— Begin —

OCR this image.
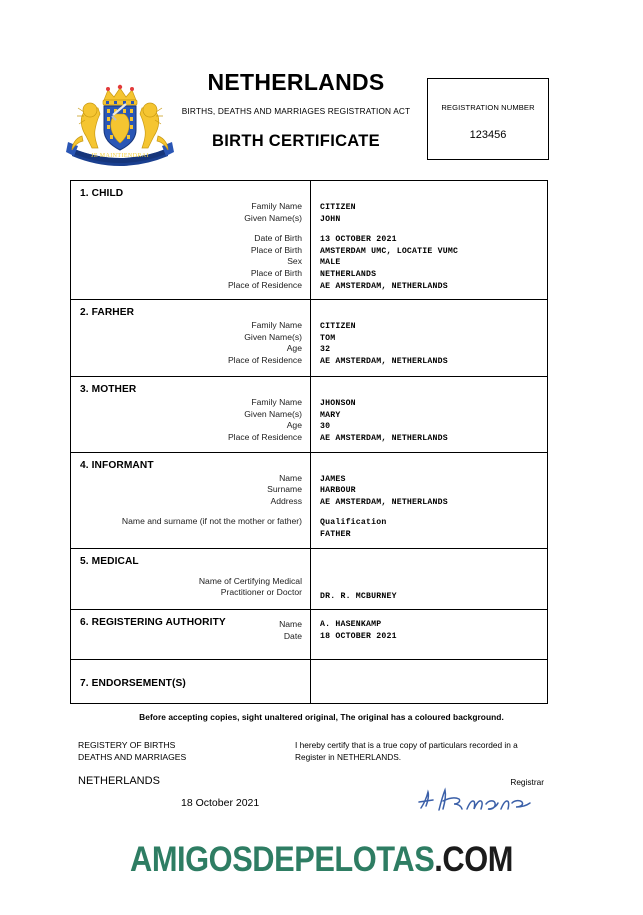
JE MAINTIENDRAI
NETHERLANDS
BIRTHS, DEATHS AND MARRIAGES REGISTRATION ACT
BIRTH CERTIFICATE
REGISTRATION NUMBER
123456
1. CHILD
Family Name
Given Name(s)
Date of Birth
Place of Birth
Sex
Place of Birth
Place of Residence
CITIZEN
JOHN
13 OCTOBER 2021
AMSTERDAM UMC, LOCATIE VUMC
MALE
NETHERLANDS
AE AMSTERDAM, NETHERLANDS
2. FARHER
Family Name
Given Name(s)
Age
Place of Residence
CITIZEN
TOM
32
AE AMSTERDAM, NETHERLANDS
3. MOTHER
Family Name
Given Name(s)
Age
Place of Residence
JHONSON
MARY
30
AE AMSTERDAM, NETHERLANDS
4. INFORMANT
Name
Surname
Address
Name and surname (if not the mother or father)
JAMES
HARBOUR
AE AMSTERDAM, NETHERLANDS
Qualification
FATHER
5. MEDICAL
Name of Certifying Medical
Practitioner or Doctor DR. R. MCBURNEY
6. REGISTERING AUTHORITY	Name
Date
A. HASENKAMP
18 OCTOBER 2021
7. ENDORSEMENT(S)
Before accepting copies, sight unaltered original, The original has a coloured background.
REGISTERY OF BIRTHS
DEATHS AND MARRIAGES
NETHERLANDS
18 October 2021
I hereby certify that is a true copy of particulars recorded in a
Register in NETHERLANDS.
Registrar
AMIGOSDEPELOTAS.COM
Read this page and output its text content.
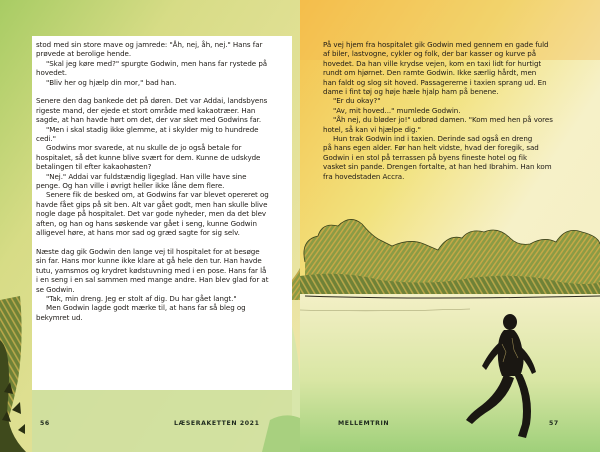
stod med sin store mave og jamrede: "Åh, nej, åh, nej." Hans far

prøvede at berolige hende.

"Skal jeg køre med?" spurgte Godwin, men hans far rystede på

hovedet.

"Bliv her og hjælp din mor," bad han.

Senere den dag bankede det på døren. Det var Addai, landsbyens

rigeste mand, der ejede et stort område med kakaotræer. Han

sagde, at han havde hørt om det, der var sket med Godwins far.

"Men i skal stadig ikke glemme, at i skylder mig to hundrede

cedi."

Godwins mor svarede, at nu skulle de jo også betale for

hospitalet, så det kunne blive svært for dem. Kunne de udskyde

betalingen til efter kakaohøsten?

"Nej." Addai var fuldstændig ligeglad. Han ville have sine

penge. Og han ville i øvrigt heller ikke låne dem flere.

Senere fik de besked om, at Godwins far var blevet opereret og

havde fået gips på sit ben. Alt var gået godt, men han skulle blive

nogle dage på hospitalet. Det var gode nyheder, men da det blev

aften, og han og hans søskende var gået i seng, kunne Godwin

alligevel høre, at hans mor sad og græd sagte for sig selv.

Næste dag gik Godwin den lange vej til hospitalet for at besøge

sin far. Hans mor kunne ikke klare at gå hele den tur. Han havde

tutu, yamsmos og krydret kødstuvning med i en pose. Hans far lå

i en seng i en sal sammen med mange andre. Han blev glad for at

se Godwin.

"Tak, min dreng. Jeg er stolt af dig. Du har gået langt."

Men Godwin lagde godt mærke til, at hans far så bleg og

bekymret ud.

På vej hjem fra hospitalet gik Godwin med gennem en gade fuld

af biler, lastvogne, cykler og folk, der bar kasser og kurve på

hovedet. Da han ville krydse vejen, kom en taxi lidt for hurtigt

rundt om hjørnet. Den ramte Godwin. Ikke særlig hårdt, men

han faldt og slog sit hoved. Passagererne i taxien sprang ud. En

dame i fint tøj og høje hæle hjalp ham på benene.

"Er du okay?"

"Av, mit hoved..." mumlede Godwin.

"Åh nej, du bløder jo!" udbrød damen. "Kom med hen på vores

hotel, så kan vi hjælpe dig."

Hun trak Godwin ind i taxien. Derinde sad også en dreng

på hans egen alder. Før han helt vidste, hvad der foregik, sad

Godwin i en stol på terrassen på byens fineste hotel og fik

vasket sin pande. Drengen fortalte, at han hed Ibrahim. Han kom

fra hovedstaden Accra.

56	LÆSERAKETTEN 2021	MELLEMTRIN	57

— End —

Work instructions: List the lines of the material in which the word "havde" occurs.

Answer to this problem:
sagde, at han havde hørt om det, der var sket med Godwins far.
havde fået gips på sit ben. Alt var gået godt, men han skulle blive
sin far. Hans mor kunne ikke klare at gå hele den tur. Han havde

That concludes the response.